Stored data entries
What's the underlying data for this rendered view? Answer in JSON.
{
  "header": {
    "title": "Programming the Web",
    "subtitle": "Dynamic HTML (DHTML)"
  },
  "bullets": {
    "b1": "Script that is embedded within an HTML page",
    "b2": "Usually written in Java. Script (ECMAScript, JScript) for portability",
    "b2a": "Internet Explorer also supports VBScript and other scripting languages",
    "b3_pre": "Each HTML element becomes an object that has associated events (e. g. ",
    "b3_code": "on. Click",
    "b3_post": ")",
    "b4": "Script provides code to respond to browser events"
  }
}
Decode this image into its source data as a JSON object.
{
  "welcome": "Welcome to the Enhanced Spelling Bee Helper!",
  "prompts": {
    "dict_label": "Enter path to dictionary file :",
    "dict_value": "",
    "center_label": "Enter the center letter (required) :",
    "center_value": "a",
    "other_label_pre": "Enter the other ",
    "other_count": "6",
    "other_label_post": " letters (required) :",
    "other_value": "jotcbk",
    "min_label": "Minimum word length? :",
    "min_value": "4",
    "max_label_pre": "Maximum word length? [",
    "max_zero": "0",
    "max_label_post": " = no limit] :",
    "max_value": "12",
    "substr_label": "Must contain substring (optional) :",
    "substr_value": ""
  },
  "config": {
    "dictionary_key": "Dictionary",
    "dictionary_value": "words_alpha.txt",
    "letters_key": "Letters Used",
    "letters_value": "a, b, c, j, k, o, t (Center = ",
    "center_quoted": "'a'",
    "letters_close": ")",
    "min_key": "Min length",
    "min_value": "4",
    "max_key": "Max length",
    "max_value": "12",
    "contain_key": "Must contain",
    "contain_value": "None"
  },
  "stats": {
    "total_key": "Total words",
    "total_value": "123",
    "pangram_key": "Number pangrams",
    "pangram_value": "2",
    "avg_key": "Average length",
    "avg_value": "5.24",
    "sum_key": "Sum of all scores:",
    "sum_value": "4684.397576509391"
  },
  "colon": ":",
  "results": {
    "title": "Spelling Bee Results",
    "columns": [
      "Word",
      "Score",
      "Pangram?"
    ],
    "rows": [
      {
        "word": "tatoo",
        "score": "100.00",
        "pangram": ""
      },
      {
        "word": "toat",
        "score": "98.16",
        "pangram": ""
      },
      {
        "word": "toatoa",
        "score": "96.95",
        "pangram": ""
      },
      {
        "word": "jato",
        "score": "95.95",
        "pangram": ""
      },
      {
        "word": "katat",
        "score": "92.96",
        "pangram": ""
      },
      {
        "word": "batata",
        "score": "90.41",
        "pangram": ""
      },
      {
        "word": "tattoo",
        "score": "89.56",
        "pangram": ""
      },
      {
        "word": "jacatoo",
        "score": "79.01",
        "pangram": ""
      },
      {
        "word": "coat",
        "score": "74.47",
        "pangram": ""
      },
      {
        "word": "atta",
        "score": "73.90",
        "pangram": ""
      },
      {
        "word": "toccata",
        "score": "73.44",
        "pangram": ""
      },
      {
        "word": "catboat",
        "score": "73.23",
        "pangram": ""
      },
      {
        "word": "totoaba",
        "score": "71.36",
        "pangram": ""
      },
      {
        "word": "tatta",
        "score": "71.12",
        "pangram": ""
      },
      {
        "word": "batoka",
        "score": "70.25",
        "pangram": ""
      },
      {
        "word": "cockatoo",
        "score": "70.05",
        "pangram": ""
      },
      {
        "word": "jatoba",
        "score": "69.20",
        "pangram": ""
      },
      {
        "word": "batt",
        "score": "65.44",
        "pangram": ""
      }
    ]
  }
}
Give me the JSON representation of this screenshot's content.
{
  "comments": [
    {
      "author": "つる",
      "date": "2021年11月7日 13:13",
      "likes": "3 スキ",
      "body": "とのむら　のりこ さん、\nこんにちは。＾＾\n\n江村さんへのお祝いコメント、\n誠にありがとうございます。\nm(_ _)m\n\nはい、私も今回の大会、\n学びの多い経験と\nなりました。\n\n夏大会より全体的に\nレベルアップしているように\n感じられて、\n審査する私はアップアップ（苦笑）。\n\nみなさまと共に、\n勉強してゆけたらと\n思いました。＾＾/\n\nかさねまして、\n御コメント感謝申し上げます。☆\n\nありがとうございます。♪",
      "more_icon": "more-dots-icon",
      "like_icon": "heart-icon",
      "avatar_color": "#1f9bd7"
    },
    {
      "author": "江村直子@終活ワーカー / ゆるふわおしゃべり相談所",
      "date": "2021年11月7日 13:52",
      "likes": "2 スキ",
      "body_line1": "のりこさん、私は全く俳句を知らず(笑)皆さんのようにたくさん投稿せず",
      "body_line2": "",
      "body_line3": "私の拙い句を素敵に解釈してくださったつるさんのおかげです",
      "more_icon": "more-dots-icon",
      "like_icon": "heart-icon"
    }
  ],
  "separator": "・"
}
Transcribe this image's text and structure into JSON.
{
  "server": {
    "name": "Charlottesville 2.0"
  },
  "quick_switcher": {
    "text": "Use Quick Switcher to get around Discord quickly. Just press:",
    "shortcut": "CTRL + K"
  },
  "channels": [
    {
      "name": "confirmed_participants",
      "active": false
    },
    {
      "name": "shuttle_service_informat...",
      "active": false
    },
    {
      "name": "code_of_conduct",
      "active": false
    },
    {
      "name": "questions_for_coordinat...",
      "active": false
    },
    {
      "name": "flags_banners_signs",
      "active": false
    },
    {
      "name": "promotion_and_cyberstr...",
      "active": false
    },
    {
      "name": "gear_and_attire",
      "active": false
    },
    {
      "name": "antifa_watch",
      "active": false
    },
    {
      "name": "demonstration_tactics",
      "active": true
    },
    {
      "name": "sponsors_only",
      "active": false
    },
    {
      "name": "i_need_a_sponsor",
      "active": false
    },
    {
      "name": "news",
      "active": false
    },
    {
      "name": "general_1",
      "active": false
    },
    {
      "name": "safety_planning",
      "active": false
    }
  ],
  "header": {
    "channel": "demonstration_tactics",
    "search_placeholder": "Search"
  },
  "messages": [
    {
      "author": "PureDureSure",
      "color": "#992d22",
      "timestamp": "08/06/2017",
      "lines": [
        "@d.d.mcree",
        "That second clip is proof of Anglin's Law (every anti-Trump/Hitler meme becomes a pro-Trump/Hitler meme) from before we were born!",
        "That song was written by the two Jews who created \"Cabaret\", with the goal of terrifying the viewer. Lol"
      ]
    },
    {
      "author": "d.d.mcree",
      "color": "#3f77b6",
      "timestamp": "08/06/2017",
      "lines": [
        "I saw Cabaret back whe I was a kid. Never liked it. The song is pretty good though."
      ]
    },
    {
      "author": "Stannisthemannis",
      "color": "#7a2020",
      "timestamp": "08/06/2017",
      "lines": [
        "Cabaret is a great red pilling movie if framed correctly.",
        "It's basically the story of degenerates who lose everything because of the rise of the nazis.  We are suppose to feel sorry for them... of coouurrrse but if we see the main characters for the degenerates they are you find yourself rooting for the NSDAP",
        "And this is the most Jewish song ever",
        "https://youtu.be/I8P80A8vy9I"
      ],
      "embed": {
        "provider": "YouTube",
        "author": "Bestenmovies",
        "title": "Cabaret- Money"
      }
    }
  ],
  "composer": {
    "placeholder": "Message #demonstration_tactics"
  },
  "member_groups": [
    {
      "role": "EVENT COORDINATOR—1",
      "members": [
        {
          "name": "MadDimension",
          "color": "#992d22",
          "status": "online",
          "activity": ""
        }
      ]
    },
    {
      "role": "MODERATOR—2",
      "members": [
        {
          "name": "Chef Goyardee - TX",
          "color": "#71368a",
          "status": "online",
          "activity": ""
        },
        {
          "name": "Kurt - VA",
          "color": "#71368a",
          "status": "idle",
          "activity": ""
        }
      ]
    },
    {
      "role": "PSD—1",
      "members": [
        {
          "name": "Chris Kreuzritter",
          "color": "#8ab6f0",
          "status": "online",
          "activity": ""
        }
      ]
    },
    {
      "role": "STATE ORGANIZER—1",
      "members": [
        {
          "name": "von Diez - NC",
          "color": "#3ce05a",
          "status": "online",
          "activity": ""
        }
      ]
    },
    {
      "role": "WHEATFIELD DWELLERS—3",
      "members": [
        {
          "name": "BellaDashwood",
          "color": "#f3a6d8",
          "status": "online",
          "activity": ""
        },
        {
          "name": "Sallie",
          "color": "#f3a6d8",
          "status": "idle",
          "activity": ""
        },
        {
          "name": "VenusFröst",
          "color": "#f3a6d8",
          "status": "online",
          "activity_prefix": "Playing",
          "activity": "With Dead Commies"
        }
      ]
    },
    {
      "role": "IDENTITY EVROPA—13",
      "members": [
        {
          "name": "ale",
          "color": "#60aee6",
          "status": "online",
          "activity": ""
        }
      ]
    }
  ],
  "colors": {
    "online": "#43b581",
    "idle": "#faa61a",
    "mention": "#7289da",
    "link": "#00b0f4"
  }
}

Given instruction :: Looking at the entries above, say how many lines contain the word "becomes". Only the number is wanted.

Task response :: 2